What to produce >>
Return the count of lines that hold the string "Floors", with no other words.

Stored records >>
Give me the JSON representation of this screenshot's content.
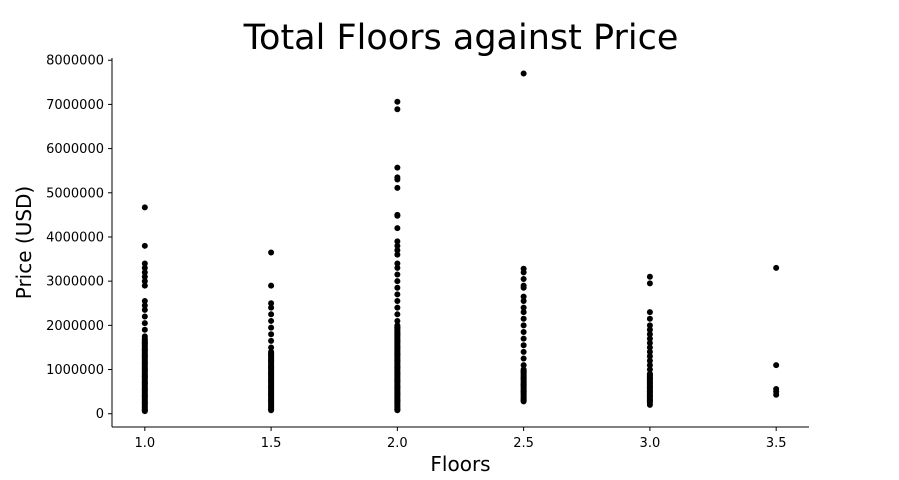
{
  "chart_data": {
    "type": "scatter",
    "title": "Total Floors against Price",
    "xlabel": "Floors",
    "ylabel": "Price (USD)",
    "xlim": [
      0.87,
      3.63
    ],
    "ylim": [
      -300000,
      8050000
    ],
    "xticks": [
      1.0,
      1.5,
      2.0,
      2.5,
      3.0,
      3.5
    ],
    "xtick_labels": [
      "1.0",
      "1.5",
      "2.0",
      "2.5",
      "3.0",
      "3.5"
    ],
    "yticks": [
      0,
      1000000,
      2000000,
      3000000,
      4000000,
      5000000,
      6000000,
      7000000,
      8000000
    ],
    "ytick_labels": [
      "0",
      "1000000",
      "2000000",
      "3000000",
      "4000000",
      "5000000",
      "6000000",
      "7000000",
      "8000000"
    ],
    "grid": false,
    "marker_color": "#000000",
    "points": [
      {
        "x": 1.0,
        "y": 4670000
      },
      {
        "x": 1.0,
        "y": 3800000
      },
      {
        "x": 1.0,
        "y": 3400000
      },
      {
        "x": 1.0,
        "y": 3300000
      },
      {
        "x": 1.0,
        "y": 3200000
      },
      {
        "x": 1.0,
        "y": 3100000
      },
      {
        "x": 1.0,
        "y": 3000000
      },
      {
        "x": 1.0,
        "y": 2900000
      },
      {
        "x": 1.0,
        "y": 2550000
      },
      {
        "x": 1.0,
        "y": 2450000
      },
      {
        "x": 1.0,
        "y": 2350000
      },
      {
        "x": 1.0,
        "y": 2200000
      },
      {
        "x": 1.0,
        "y": 2050000
      },
      {
        "x": 1.0,
        "y": 1900000
      },
      {
        "x": 1.0,
        "y": 1750000
      },
      {
        "x": 1.0,
        "y": 1600000
      },
      {
        "x": 1.0,
        "y": 1450000
      },
      {
        "x": 1.0,
        "y": 1300000
      },
      {
        "x": 1.0,
        "y": 1150000
      },
      {
        "x": 1.0,
        "y": 1000000
      },
      {
        "x": 1.0,
        "y": 850000
      },
      {
        "x": 1.0,
        "y": 700000
      },
      {
        "x": 1.0,
        "y": 550000
      },
      {
        "x": 1.0,
        "y": 400000
      },
      {
        "x": 1.0,
        "y": 250000
      },
      {
        "x": 1.0,
        "y": 80000
      },
      {
        "x": 1.5,
        "y": 3650000
      },
      {
        "x": 1.5,
        "y": 2900000
      },
      {
        "x": 1.5,
        "y": 2500000
      },
      {
        "x": 1.5,
        "y": 2400000
      },
      {
        "x": 1.5,
        "y": 2250000
      },
      {
        "x": 1.5,
        "y": 2100000
      },
      {
        "x": 1.5,
        "y": 1950000
      },
      {
        "x": 1.5,
        "y": 1800000
      },
      {
        "x": 1.5,
        "y": 1650000
      },
      {
        "x": 1.5,
        "y": 1500000
      },
      {
        "x": 1.5,
        "y": 1350000
      },
      {
        "x": 1.5,
        "y": 1200000
      },
      {
        "x": 1.5,
        "y": 1050000
      },
      {
        "x": 1.5,
        "y": 900000
      },
      {
        "x": 1.5,
        "y": 750000
      },
      {
        "x": 1.5,
        "y": 600000
      },
      {
        "x": 1.5,
        "y": 450000
      },
      {
        "x": 1.5,
        "y": 300000
      },
      {
        "x": 1.5,
        "y": 100000
      },
      {
        "x": 2.0,
        "y": 7060000
      },
      {
        "x": 2.0,
        "y": 6890000
      },
      {
        "x": 2.0,
        "y": 5570000
      },
      {
        "x": 2.0,
        "y": 5350000
      },
      {
        "x": 2.0,
        "y": 5300000
      },
      {
        "x": 2.0,
        "y": 5110000
      },
      {
        "x": 2.0,
        "y": 4500000
      },
      {
        "x": 2.0,
        "y": 4480000
      },
      {
        "x": 2.0,
        "y": 4200000
      },
      {
        "x": 2.0,
        "y": 3900000
      },
      {
        "x": 2.0,
        "y": 3800000
      },
      {
        "x": 2.0,
        "y": 3700000
      },
      {
        "x": 2.0,
        "y": 3600000
      },
      {
        "x": 2.0,
        "y": 3400000
      },
      {
        "x": 2.0,
        "y": 3300000
      },
      {
        "x": 2.0,
        "y": 3150000
      },
      {
        "x": 2.0,
        "y": 3000000
      },
      {
        "x": 2.0,
        "y": 2850000
      },
      {
        "x": 2.0,
        "y": 2700000
      },
      {
        "x": 2.0,
        "y": 2550000
      },
      {
        "x": 2.0,
        "y": 2400000
      },
      {
        "x": 2.0,
        "y": 2250000
      },
      {
        "x": 2.0,
        "y": 2100000
      },
      {
        "x": 2.0,
        "y": 1950000
      },
      {
        "x": 2.0,
        "y": 1800000
      },
      {
        "x": 2.0,
        "y": 1650000
      },
      {
        "x": 2.0,
        "y": 1500000
      },
      {
        "x": 2.0,
        "y": 1350000
      },
      {
        "x": 2.0,
        "y": 1200000
      },
      {
        "x": 2.0,
        "y": 1050000
      },
      {
        "x": 2.0,
        "y": 900000
      },
      {
        "x": 2.0,
        "y": 750000
      },
      {
        "x": 2.0,
        "y": 600000
      },
      {
        "x": 2.0,
        "y": 450000
      },
      {
        "x": 2.0,
        "y": 300000
      },
      {
        "x": 2.0,
        "y": 90000
      },
      {
        "x": 2.5,
        "y": 7700000
      },
      {
        "x": 2.5,
        "y": 3280000
      },
      {
        "x": 2.5,
        "y": 3200000
      },
      {
        "x": 2.5,
        "y": 3050000
      },
      {
        "x": 2.5,
        "y": 2900000
      },
      {
        "x": 2.5,
        "y": 2850000
      },
      {
        "x": 2.5,
        "y": 2650000
      },
      {
        "x": 2.5,
        "y": 2550000
      },
      {
        "x": 2.5,
        "y": 2400000
      },
      {
        "x": 2.5,
        "y": 2300000
      },
      {
        "x": 2.5,
        "y": 2150000
      },
      {
        "x": 2.5,
        "y": 2000000
      },
      {
        "x": 2.5,
        "y": 1850000
      },
      {
        "x": 2.5,
        "y": 1700000
      },
      {
        "x": 2.5,
        "y": 1550000
      },
      {
        "x": 2.5,
        "y": 1400000
      },
      {
        "x": 2.5,
        "y": 1250000
      },
      {
        "x": 2.5,
        "y": 1100000
      },
      {
        "x": 2.5,
        "y": 950000
      },
      {
        "x": 2.5,
        "y": 800000
      },
      {
        "x": 2.5,
        "y": 650000
      },
      {
        "x": 2.5,
        "y": 500000
      },
      {
        "x": 2.5,
        "y": 300000
      },
      {
        "x": 3.0,
        "y": 3100000
      },
      {
        "x": 3.0,
        "y": 2950000
      },
      {
        "x": 3.0,
        "y": 2300000
      },
      {
        "x": 3.0,
        "y": 2150000
      },
      {
        "x": 3.0,
        "y": 2000000
      },
      {
        "x": 3.0,
        "y": 1900000
      },
      {
        "x": 3.0,
        "y": 1800000
      },
      {
        "x": 3.0,
        "y": 1700000
      },
      {
        "x": 3.0,
        "y": 1600000
      },
      {
        "x": 3.0,
        "y": 1500000
      },
      {
        "x": 3.0,
        "y": 1400000
      },
      {
        "x": 3.0,
        "y": 1300000
      },
      {
        "x": 3.0,
        "y": 1200000
      },
      {
        "x": 3.0,
        "y": 1100000
      },
      {
        "x": 3.0,
        "y": 1000000
      },
      {
        "x": 3.0,
        "y": 900000
      },
      {
        "x": 3.0,
        "y": 800000
      },
      {
        "x": 3.0,
        "y": 700000
      },
      {
        "x": 3.0,
        "y": 600000
      },
      {
        "x": 3.0,
        "y": 500000
      },
      {
        "x": 3.0,
        "y": 400000
      },
      {
        "x": 3.0,
        "y": 300000
      },
      {
        "x": 3.0,
        "y": 200000
      },
      {
        "x": 3.5,
        "y": 3300000
      },
      {
        "x": 3.5,
        "y": 1100000
      },
      {
        "x": 3.5,
        "y": 560000
      },
      {
        "x": 3.5,
        "y": 500000
      },
      {
        "x": 3.5,
        "y": 430000
      }
    ],
    "dense_ranges": [
      {
        "x": 1.0,
        "y_min": 60000,
        "y_max": 1700000
      },
      {
        "x": 1.5,
        "y_min": 80000,
        "y_max": 1400000
      },
      {
        "x": 2.0,
        "y_min": 80000,
        "y_max": 2000000
      },
      {
        "x": 2.5,
        "y_min": 280000,
        "y_max": 1000000
      },
      {
        "x": 3.0,
        "y_min": 250000,
        "y_max": 900000
      }
    ]
  }
}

Problem solution >>
2